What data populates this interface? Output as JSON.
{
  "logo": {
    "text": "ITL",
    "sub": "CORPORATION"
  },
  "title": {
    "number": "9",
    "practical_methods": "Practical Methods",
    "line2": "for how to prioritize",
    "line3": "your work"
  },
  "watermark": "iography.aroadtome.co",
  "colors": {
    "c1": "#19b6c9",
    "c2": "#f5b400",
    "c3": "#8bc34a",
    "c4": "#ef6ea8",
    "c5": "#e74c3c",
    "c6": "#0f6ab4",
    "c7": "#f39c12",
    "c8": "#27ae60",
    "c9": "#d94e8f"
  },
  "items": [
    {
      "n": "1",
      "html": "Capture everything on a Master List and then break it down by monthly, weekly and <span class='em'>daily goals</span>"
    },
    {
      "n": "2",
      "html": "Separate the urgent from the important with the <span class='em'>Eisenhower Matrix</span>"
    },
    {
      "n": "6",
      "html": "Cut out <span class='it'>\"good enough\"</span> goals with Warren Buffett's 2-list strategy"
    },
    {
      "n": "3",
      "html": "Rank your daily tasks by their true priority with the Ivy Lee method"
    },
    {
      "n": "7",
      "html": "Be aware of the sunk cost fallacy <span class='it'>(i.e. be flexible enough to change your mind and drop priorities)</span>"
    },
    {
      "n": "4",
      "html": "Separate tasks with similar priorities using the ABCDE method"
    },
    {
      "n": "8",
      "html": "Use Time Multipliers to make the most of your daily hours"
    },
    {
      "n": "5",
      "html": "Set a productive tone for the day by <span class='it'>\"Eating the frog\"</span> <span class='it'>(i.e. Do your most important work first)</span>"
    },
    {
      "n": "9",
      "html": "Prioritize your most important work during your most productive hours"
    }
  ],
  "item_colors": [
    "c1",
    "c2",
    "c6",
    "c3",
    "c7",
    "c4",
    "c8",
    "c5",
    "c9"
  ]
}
##############################
(Goal) Return each line of the records above exactly as it reads.

(Problem solution)
What data populates this interface? Output as JSON.
{
  "logo": {
    "text": "ITL",
    "sub": "CORPORATION"
  },
  "title": {
    "number": "9",
    "practical_methods": "Practical Methods",
    "line2": "for how to prioritize",
    "line3": "your work"
  },
  "watermark": "iography.aroadtome.co",
  "colors": {
    "c1": "#19b6c9",
    "c2": "#f5b400",
    "c3": "#8bc34a",
    "c4": "#ef6ea8",
    "c5": "#e74c3c",
    "c6": "#0f6ab4",
    "c7": "#f39c12",
    "c8": "#27ae60",
    "c9": "#d94e8f"
  },
  "items": [
    {
      "n": "1",
      "html": "Capture everything on a Master List and then break it down by monthly, weekly and <span class='em'>daily goals</span>"
    },
    {
      "n": "2",
      "html": "Separate the urgent from the important with the <span class='em'>Eisenhower Matrix</span>"
    },
    {
      "n": "6",
      "html": "Cut out <span class='it'>\"good enough\"</span> goals with Warren Buffett's 2-list strategy"
    },
    {
      "n": "3",
      "html": "Rank your daily tasks by their true priority with the Ivy Lee method"
    },
    {
      "n": "7",
      "html": "Be aware of the sunk cost fallacy <span class='it'>(i.e. be flexible enough to change your mind and drop priorities)</span>"
    },
    {
      "n": "4",
      "html": "Separate tasks with similar priorities using the ABCDE method"
    },
    {
      "n": "8",
      "html": "Use Time Multipliers to make the most of your daily hours"
    },
    {
      "n": "5",
      "html": "Set a productive tone for the day by <span class='it'>\"Eating the frog\"</span> <span class='it'>(i.e. Do your most important work first)</span>"
    },
    {
      "n": "9",
      "html": "Prioritize your most important work during your most productive hours"
    }
  ],
  "item_colors": [
    "c1",
    "c2",
    "c6",
    "c3",
    "c7",
    "c4",
    "c8",
    "c5",
    "c9"
  ]
}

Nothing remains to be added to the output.